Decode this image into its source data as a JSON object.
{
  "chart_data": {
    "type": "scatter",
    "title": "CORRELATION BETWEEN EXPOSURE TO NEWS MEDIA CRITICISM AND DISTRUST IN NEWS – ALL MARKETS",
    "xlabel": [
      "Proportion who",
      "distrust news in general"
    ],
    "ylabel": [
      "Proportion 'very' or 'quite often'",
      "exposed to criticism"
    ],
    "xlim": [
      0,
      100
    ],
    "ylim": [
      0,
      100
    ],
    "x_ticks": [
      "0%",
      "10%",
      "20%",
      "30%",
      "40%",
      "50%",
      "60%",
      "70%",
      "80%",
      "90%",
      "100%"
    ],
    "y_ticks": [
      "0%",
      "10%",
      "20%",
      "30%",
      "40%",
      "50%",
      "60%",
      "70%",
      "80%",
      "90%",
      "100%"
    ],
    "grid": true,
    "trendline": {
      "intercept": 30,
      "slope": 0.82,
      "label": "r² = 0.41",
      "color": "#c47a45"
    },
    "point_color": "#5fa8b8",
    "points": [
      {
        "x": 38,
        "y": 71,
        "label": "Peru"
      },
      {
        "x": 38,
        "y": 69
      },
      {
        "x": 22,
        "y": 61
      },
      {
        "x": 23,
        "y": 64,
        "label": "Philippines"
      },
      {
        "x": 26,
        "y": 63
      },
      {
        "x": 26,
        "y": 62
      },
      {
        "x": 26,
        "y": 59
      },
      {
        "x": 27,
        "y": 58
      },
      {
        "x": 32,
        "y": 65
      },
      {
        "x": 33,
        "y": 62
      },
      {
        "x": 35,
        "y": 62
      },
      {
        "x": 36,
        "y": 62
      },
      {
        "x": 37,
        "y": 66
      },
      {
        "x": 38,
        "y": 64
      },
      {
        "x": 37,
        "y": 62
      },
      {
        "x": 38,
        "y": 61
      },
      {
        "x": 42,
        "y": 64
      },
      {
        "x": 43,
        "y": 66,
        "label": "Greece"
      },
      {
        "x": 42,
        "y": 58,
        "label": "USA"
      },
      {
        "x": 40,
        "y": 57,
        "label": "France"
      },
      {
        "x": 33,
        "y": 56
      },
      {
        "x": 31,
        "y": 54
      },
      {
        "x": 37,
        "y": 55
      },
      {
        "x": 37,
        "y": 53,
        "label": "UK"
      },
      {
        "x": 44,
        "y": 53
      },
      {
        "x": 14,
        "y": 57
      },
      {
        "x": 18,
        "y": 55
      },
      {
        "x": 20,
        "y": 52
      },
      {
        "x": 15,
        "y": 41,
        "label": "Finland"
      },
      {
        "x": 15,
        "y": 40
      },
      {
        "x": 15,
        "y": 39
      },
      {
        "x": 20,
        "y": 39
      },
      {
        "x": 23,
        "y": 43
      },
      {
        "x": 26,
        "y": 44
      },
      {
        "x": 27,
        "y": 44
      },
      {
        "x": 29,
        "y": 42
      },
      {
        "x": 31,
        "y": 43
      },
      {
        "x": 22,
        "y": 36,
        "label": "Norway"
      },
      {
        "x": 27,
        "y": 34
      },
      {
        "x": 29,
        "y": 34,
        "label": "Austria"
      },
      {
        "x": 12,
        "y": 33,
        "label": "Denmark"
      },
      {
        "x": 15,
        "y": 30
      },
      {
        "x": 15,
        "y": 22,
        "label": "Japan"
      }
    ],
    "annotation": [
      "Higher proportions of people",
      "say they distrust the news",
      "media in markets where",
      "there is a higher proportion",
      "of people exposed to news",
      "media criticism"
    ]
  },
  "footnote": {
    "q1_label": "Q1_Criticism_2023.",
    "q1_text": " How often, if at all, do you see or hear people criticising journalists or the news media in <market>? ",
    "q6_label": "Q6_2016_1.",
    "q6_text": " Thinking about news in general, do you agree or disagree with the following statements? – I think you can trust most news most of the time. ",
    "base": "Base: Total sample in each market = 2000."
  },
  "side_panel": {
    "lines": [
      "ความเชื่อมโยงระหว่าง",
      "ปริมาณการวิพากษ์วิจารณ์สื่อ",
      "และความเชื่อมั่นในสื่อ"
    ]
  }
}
- - -
Goal:
Every entry above needs to be quoted exactly.

Result for this task:
Decode this image into its source data as a JSON object.
{
  "chart_data": {
    "type": "scatter",
    "title": "CORRELATION BETWEEN EXPOSURE TO NEWS MEDIA CRITICISM AND DISTRUST IN NEWS – ALL MARKETS",
    "xlabel": [
      "Proportion who",
      "distrust news in general"
    ],
    "ylabel": [
      "Proportion 'very' or 'quite often'",
      "exposed to criticism"
    ],
    "xlim": [
      0,
      100
    ],
    "ylim": [
      0,
      100
    ],
    "x_ticks": [
      "0%",
      "10%",
      "20%",
      "30%",
      "40%",
      "50%",
      "60%",
      "70%",
      "80%",
      "90%",
      "100%"
    ],
    "y_ticks": [
      "0%",
      "10%",
      "20%",
      "30%",
      "40%",
      "50%",
      "60%",
      "70%",
      "80%",
      "90%",
      "100%"
    ],
    "grid": true,
    "trendline": {
      "intercept": 30,
      "slope": 0.82,
      "label": "r² = 0.41",
      "color": "#c47a45"
    },
    "point_color": "#5fa8b8",
    "points": [
      {
        "x": 38,
        "y": 71,
        "label": "Peru"
      },
      {
        "x": 38,
        "y": 69
      },
      {
        "x": 22,
        "y": 61
      },
      {
        "x": 23,
        "y": 64,
        "label": "Philippines"
      },
      {
        "x": 26,
        "y": 63
      },
      {
        "x": 26,
        "y": 62
      },
      {
        "x": 26,
        "y": 59
      },
      {
        "x": 27,
        "y": 58
      },
      {
        "x": 32,
        "y": 65
      },
      {
        "x": 33,
        "y": 62
      },
      {
        "x": 35,
        "y": 62
      },
      {
        "x": 36,
        "y": 62
      },
      {
        "x": 37,
        "y": 66
      },
      {
        "x": 38,
        "y": 64
      },
      {
        "x": 37,
        "y": 62
      },
      {
        "x": 38,
        "y": 61
      },
      {
        "x": 42,
        "y": 64
      },
      {
        "x": 43,
        "y": 66,
        "label": "Greece"
      },
      {
        "x": 42,
        "y": 58,
        "label": "USA"
      },
      {
        "x": 40,
        "y": 57,
        "label": "France"
      },
      {
        "x": 33,
        "y": 56
      },
      {
        "x": 31,
        "y": 54
      },
      {
        "x": 37,
        "y": 55
      },
      {
        "x": 37,
        "y": 53,
        "label": "UK"
      },
      {
        "x": 44,
        "y": 53
      },
      {
        "x": 14,
        "y": 57
      },
      {
        "x": 18,
        "y": 55
      },
      {
        "x": 20,
        "y": 52
      },
      {
        "x": 15,
        "y": 41,
        "label": "Finland"
      },
      {
        "x": 15,
        "y": 40
      },
      {
        "x": 15,
        "y": 39
      },
      {
        "x": 20,
        "y": 39
      },
      {
        "x": 23,
        "y": 43
      },
      {
        "x": 26,
        "y": 44
      },
      {
        "x": 27,
        "y": 44
      },
      {
        "x": 29,
        "y": 42
      },
      {
        "x": 31,
        "y": 43
      },
      {
        "x": 22,
        "y": 36,
        "label": "Norway"
      },
      {
        "x": 27,
        "y": 34
      },
      {
        "x": 29,
        "y": 34,
        "label": "Austria"
      },
      {
        "x": 12,
        "y": 33,
        "label": "Denmark"
      },
      {
        "x": 15,
        "y": 30
      },
      {
        "x": 15,
        "y": 22,
        "label": "Japan"
      }
    ],
    "annotation": [
      "Higher proportions of people",
      "say they distrust the news",
      "media in markets where",
      "there is a higher proportion",
      "of people exposed to news",
      "media criticism"
    ]
  },
  "footnote": {
    "q1_label": "Q1_Criticism_2023.",
    "q1_text": " How often, if at all, do you see or hear people criticising journalists or the news media in <market>? ",
    "q6_label": "Q6_2016_1.",
    "q6_text": " Thinking about news in general, do you agree or disagree with the following statements? – I think you can trust most news most of the time. ",
    "base": "Base: Total sample in each market = 2000."
  },
  "side_panel": {
    "lines": [
      "ความเชื่อมโยงระหว่าง",
      "ปริมาณการวิพากษ์วิจารณ์สื่อ",
      "และความเชื่อมั่นในสื่อ"
    ]
  }
}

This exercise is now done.